··· PROVIDED RECORDS

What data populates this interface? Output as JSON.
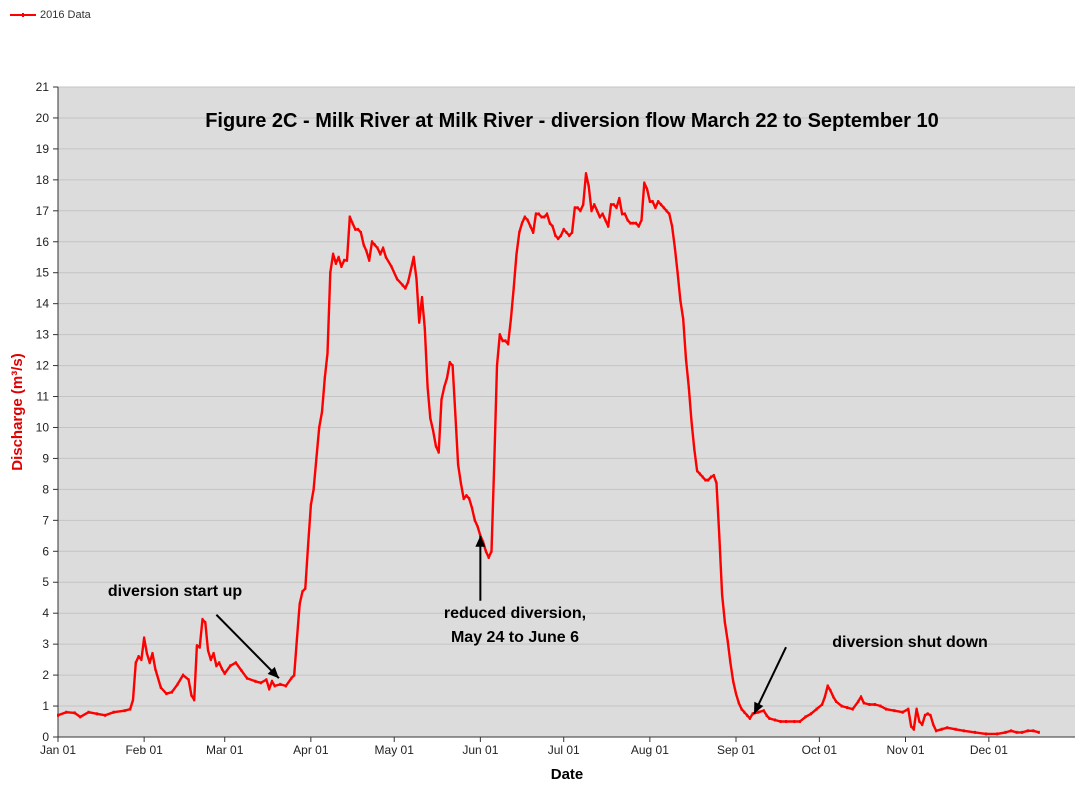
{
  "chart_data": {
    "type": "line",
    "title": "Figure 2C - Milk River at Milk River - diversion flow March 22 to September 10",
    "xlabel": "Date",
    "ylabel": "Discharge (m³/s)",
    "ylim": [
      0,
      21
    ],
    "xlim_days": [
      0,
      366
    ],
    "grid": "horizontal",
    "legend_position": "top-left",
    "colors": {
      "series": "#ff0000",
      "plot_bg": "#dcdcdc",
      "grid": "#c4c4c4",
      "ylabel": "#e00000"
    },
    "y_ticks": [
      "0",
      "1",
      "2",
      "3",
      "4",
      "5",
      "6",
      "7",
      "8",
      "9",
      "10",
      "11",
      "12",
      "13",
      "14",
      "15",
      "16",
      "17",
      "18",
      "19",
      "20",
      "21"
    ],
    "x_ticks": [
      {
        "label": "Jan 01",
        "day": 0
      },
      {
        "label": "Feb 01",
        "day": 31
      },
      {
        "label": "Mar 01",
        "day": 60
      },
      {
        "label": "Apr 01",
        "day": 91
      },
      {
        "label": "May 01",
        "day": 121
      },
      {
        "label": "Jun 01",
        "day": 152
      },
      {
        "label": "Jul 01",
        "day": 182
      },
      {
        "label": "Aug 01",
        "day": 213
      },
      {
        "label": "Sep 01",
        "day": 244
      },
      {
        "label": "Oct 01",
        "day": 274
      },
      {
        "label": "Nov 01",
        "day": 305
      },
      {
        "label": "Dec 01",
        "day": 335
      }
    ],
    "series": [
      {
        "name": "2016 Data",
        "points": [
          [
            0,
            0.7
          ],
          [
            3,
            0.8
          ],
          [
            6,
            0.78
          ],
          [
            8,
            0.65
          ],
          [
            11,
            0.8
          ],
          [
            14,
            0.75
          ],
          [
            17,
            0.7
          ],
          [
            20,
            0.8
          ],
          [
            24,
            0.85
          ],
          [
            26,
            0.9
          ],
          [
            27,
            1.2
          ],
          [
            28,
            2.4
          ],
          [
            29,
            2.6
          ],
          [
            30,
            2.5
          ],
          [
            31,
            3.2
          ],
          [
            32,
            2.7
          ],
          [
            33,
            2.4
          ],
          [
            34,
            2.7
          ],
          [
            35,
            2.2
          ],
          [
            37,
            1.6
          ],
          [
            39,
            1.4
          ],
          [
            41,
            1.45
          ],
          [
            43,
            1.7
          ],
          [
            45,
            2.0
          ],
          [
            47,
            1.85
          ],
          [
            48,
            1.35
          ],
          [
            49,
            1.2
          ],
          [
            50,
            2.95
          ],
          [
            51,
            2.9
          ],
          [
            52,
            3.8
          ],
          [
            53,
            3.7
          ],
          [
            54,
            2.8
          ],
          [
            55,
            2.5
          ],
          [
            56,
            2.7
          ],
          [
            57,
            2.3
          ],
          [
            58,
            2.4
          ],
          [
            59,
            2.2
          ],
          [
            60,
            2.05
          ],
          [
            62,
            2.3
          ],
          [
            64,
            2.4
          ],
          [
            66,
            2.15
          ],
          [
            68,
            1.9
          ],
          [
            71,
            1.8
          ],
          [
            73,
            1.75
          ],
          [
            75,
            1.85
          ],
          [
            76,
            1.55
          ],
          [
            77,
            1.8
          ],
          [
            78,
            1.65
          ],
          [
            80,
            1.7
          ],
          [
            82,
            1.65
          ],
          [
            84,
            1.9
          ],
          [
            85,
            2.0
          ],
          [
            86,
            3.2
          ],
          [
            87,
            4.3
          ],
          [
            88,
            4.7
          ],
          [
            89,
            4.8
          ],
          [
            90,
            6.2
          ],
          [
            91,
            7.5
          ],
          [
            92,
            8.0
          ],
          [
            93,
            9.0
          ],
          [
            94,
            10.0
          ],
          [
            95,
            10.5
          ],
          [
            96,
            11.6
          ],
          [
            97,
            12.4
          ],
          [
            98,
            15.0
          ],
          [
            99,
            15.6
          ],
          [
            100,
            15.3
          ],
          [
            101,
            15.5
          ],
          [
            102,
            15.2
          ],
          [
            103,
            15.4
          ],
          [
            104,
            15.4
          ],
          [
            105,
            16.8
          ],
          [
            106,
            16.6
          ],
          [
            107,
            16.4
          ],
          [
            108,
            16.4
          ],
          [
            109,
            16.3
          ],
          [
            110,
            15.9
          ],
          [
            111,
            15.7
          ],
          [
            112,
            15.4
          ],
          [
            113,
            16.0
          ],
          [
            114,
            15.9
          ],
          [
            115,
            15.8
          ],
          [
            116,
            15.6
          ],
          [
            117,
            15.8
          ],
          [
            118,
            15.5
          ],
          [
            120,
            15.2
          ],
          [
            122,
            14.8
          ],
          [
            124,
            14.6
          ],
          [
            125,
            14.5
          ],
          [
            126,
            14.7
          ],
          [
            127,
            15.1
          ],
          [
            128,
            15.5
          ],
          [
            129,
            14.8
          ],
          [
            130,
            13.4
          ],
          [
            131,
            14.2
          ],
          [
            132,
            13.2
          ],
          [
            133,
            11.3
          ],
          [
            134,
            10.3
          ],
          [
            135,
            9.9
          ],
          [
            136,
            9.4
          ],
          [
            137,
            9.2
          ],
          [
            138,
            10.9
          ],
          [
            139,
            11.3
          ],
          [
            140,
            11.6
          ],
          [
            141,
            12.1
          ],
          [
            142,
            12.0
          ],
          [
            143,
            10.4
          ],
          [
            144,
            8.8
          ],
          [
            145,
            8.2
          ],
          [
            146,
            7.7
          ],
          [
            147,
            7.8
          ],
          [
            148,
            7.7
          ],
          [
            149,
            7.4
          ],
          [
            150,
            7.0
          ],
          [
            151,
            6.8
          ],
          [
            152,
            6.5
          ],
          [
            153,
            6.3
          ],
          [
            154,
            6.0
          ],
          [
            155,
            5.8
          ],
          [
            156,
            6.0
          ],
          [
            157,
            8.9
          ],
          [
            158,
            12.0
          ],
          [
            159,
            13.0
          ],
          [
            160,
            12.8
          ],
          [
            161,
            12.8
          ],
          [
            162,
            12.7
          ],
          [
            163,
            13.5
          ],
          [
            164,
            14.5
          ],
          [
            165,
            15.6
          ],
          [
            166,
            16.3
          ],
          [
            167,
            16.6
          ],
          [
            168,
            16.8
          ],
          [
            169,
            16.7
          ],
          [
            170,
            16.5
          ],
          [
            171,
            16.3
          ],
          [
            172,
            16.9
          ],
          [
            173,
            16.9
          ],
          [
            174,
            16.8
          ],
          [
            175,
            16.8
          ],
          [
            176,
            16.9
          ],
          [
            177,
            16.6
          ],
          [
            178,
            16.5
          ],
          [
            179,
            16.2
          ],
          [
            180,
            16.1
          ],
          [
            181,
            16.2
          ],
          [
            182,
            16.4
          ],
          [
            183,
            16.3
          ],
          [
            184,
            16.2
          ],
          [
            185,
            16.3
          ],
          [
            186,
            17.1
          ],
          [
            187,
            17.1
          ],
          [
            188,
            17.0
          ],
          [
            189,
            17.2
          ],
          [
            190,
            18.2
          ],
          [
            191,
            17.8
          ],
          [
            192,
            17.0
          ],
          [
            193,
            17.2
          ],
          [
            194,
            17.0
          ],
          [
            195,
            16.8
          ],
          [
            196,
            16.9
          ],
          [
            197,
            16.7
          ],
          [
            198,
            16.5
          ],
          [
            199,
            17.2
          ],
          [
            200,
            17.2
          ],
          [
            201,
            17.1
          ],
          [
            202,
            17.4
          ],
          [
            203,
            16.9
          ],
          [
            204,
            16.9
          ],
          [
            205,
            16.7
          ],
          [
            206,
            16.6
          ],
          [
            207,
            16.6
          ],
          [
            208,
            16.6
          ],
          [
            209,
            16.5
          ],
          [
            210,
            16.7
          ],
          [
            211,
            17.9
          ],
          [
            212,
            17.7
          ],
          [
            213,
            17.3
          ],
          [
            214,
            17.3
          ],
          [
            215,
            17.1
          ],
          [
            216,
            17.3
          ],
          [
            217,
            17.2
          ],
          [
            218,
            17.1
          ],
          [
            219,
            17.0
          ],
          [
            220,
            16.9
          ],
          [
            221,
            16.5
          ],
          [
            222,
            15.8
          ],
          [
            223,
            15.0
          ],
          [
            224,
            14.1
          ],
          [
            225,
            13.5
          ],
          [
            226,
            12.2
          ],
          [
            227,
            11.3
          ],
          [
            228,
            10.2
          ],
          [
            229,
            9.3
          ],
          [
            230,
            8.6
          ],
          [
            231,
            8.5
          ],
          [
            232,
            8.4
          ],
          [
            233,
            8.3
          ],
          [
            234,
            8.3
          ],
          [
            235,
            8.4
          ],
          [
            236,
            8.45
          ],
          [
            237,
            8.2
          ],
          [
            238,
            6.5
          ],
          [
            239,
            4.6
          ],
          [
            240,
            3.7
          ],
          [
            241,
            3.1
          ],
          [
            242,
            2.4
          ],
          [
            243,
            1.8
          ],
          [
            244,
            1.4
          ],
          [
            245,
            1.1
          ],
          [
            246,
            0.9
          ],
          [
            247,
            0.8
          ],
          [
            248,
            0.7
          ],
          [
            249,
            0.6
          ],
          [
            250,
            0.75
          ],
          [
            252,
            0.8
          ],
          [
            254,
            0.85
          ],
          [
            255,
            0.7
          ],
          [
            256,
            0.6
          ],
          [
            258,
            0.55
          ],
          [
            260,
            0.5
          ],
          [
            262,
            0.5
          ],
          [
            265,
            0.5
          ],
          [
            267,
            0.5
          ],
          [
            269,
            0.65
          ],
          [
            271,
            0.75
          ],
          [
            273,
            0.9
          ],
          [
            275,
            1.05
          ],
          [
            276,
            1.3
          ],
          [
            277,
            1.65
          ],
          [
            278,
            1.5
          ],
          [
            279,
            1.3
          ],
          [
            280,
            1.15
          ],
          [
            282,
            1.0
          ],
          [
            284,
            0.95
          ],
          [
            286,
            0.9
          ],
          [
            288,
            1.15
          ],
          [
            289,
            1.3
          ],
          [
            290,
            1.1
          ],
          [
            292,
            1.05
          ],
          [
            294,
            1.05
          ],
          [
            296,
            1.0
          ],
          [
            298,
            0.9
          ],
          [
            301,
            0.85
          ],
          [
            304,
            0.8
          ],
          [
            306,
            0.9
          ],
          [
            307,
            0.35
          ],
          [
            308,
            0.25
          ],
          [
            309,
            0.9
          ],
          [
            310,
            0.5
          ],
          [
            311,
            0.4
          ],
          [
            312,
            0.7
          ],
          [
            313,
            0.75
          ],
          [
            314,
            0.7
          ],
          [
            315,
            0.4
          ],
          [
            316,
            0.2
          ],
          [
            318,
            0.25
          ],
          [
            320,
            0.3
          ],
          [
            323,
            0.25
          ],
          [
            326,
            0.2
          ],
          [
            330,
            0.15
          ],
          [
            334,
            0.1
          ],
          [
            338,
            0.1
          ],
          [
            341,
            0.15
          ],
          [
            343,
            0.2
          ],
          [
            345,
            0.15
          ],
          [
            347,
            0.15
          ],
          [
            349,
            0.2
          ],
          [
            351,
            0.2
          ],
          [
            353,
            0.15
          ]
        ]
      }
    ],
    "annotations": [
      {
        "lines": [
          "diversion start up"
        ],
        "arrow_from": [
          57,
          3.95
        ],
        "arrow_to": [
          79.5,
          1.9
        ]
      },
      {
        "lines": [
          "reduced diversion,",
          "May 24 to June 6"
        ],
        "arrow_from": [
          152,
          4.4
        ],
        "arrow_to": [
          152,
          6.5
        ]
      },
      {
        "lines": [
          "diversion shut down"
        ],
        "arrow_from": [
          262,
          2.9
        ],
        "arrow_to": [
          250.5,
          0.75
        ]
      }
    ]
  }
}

······

- [EXERCISE AIM] Go through the listing above and pull out each line containing the word "diversion".

- [WORKED SOLUTION]
    "title": "Figure 2C - Milk River at Milk River - diversion flow March 22 to September 10",
          "diversion start up"
          "reduced diversion,",
          "diversion shut down"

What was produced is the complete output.